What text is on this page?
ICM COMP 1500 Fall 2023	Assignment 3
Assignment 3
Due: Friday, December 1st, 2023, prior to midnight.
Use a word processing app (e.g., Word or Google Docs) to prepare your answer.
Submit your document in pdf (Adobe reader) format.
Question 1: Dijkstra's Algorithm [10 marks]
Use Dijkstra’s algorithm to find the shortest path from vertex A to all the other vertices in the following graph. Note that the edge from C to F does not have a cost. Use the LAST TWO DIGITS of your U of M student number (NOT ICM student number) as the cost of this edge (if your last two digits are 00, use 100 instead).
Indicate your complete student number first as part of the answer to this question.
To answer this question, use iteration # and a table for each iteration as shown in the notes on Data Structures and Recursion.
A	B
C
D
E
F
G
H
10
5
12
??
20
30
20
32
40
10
------------------------------------------------------------
Aim of the exercise
Repeat the material above in full, quoting it exactly.

Finished task
What text is on this page?
ICM COMP 1500 Fall 2023	Assignment 3
Assignment 3
Due: Friday, December 1st, 2023, prior to midnight.
Use a word processing app (e.g., Word or Google Docs) to prepare your answer.
Submit your document in pdf (Adobe reader) format.
Question 1: Dijkstra's Algorithm [10 marks]
Use Dijkstra’s algorithm to find the shortest path from vertex A to all the other vertices in the following graph. Note that the edge from C to F does not have a cost. Use the LAST TWO DIGITS of your U of M student number (NOT ICM student number) as the cost of this edge (if your last two digits are 00, use 100 instead).
Indicate your complete student number first as part of the answer to this question.
To answer this question, use iteration # and a table for each iteration as shown in the notes on Data Structures and Recursion.
A	B
C
D
E
F
G
H
10
5
12
??
20
30
20
32
40
10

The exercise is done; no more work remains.